SET EXERCISE:
Give the number of lines that include the word "Dreux", nothing more.

RECORDS FOR THIS EXERCISE:
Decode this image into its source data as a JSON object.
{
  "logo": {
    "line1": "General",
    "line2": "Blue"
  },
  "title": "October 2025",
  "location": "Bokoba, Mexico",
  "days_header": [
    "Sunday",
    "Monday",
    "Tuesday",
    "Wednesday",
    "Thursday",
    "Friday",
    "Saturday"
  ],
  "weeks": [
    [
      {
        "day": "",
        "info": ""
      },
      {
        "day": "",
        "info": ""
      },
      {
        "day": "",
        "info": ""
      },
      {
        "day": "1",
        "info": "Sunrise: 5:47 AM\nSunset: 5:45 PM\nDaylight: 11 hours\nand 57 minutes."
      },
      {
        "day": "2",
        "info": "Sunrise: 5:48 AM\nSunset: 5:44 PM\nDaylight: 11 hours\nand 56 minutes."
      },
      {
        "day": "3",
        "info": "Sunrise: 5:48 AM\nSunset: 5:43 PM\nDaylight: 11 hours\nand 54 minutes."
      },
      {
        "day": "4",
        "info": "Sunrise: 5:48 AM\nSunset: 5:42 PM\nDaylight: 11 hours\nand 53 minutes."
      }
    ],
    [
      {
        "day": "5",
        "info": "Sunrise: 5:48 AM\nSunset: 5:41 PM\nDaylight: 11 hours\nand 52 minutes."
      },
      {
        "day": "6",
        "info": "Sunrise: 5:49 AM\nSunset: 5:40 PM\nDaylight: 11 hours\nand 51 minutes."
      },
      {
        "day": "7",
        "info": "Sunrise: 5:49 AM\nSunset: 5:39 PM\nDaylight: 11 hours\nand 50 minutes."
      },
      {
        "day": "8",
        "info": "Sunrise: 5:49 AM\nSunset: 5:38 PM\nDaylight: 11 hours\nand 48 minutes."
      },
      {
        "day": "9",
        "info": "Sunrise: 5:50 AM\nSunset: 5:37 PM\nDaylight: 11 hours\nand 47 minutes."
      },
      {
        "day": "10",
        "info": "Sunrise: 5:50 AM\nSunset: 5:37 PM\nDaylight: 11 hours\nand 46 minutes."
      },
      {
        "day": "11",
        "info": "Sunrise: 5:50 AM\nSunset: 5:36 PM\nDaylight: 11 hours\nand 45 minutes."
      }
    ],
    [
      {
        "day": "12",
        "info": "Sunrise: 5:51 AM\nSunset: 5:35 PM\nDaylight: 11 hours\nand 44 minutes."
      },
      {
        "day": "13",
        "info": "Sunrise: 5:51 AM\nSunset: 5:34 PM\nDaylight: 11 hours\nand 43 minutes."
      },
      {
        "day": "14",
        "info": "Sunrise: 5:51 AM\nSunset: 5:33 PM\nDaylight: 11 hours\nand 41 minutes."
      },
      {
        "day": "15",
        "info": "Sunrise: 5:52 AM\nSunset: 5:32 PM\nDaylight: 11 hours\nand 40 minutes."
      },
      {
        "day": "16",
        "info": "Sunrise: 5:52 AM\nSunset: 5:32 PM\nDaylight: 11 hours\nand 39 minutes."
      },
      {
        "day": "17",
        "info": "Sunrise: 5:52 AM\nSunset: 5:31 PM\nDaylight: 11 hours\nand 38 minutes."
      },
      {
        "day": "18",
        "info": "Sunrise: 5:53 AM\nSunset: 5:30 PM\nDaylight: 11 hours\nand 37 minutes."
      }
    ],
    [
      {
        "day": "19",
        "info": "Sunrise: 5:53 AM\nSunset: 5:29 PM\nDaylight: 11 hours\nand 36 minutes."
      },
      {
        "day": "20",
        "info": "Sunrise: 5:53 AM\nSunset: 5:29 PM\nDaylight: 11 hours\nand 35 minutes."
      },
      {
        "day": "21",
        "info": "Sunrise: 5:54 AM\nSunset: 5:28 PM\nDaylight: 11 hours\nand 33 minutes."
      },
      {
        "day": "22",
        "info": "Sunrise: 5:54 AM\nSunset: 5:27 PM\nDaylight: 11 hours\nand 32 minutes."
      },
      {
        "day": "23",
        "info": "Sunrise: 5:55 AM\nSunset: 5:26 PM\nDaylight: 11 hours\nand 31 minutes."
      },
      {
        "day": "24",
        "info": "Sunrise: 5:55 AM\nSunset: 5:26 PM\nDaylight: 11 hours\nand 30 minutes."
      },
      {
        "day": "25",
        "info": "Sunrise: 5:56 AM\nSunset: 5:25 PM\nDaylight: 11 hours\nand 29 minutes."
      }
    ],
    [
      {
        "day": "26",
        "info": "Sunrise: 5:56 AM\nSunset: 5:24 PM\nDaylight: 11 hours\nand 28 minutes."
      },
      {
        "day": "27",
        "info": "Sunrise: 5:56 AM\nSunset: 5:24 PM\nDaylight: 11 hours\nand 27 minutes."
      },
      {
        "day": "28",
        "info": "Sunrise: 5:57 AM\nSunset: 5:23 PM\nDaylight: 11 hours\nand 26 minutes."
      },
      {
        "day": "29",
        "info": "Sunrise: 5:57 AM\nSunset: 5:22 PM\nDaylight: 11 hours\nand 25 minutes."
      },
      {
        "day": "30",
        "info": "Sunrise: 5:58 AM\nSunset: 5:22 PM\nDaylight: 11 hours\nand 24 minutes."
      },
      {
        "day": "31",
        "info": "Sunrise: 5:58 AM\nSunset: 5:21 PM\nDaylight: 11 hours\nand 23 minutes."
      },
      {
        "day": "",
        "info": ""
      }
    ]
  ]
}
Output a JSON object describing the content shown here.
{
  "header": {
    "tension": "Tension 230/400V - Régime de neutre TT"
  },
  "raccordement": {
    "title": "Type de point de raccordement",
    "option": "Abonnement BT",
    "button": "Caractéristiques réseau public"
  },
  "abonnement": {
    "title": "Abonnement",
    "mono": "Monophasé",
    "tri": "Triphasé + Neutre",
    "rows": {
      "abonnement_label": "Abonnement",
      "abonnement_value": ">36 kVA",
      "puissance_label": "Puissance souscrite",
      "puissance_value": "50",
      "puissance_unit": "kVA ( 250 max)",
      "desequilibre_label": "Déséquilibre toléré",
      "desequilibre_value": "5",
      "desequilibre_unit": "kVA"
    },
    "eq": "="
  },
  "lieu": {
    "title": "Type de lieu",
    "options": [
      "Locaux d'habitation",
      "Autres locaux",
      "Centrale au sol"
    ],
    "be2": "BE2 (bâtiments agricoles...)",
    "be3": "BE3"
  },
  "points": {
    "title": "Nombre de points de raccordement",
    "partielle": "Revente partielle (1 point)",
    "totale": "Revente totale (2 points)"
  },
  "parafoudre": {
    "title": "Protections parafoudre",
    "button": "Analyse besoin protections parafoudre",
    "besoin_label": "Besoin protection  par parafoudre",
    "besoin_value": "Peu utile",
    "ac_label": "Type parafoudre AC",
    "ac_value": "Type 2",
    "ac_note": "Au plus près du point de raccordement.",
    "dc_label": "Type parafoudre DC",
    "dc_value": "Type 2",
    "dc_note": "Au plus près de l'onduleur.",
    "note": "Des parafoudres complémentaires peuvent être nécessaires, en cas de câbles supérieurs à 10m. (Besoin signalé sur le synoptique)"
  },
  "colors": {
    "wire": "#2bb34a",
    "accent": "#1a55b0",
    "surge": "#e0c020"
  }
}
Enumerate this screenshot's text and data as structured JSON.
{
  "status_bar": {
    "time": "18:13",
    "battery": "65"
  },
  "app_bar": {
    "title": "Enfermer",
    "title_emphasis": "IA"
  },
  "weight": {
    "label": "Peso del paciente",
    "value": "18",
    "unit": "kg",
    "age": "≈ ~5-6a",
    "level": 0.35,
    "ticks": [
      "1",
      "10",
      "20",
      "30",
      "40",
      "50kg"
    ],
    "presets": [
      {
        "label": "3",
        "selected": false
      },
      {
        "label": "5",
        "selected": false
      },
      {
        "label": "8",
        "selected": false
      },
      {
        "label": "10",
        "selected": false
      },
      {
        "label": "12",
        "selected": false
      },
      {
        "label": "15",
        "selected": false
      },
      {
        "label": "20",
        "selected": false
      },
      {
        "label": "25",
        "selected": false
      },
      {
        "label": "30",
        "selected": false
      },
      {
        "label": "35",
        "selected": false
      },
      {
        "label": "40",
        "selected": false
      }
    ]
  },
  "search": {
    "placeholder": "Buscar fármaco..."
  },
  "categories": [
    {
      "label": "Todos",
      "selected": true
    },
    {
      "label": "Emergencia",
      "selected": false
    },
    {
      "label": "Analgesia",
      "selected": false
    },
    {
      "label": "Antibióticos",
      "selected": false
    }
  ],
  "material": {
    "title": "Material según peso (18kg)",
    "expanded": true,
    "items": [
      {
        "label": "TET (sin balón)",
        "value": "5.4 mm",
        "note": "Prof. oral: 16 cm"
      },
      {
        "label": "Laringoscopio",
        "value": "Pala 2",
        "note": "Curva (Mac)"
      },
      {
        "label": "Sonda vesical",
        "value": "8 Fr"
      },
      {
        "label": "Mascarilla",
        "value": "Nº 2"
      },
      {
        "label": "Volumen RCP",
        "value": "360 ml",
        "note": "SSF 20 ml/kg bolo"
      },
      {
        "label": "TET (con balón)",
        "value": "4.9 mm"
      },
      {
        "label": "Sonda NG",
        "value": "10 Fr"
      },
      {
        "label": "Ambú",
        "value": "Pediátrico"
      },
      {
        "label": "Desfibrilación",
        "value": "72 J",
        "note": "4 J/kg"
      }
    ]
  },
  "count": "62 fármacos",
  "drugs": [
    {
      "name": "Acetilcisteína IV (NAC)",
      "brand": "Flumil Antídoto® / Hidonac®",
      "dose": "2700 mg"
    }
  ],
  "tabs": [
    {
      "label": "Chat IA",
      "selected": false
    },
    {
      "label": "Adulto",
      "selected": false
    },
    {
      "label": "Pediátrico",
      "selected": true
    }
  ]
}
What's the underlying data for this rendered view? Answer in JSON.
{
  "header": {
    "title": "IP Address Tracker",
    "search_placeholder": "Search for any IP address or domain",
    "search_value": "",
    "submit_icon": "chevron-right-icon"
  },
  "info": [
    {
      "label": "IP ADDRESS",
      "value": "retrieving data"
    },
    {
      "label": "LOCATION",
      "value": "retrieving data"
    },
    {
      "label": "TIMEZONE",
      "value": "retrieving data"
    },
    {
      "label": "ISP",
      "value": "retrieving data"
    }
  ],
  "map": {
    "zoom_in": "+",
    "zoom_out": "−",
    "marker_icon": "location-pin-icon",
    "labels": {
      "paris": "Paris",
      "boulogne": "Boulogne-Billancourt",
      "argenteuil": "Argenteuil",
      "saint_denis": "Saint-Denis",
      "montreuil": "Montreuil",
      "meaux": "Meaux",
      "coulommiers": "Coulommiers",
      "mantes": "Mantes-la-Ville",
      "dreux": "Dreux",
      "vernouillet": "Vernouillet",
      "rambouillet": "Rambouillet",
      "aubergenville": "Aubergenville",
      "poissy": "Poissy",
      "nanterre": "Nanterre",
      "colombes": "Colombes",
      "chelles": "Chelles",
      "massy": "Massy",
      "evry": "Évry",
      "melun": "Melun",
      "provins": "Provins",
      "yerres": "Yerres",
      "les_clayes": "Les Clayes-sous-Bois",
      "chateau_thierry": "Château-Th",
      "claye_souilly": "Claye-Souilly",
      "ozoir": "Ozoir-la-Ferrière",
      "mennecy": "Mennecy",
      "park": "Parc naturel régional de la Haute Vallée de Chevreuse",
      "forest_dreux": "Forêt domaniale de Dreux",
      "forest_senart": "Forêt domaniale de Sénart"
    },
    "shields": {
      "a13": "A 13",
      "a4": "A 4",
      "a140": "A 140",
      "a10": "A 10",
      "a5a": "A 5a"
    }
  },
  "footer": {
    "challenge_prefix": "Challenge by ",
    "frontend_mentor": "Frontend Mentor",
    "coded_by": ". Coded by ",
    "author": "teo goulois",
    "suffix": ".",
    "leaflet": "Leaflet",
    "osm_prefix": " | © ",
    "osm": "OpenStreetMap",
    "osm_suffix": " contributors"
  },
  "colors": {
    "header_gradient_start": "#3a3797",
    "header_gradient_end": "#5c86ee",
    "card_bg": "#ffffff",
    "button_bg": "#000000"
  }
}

RESULT BELOW:
2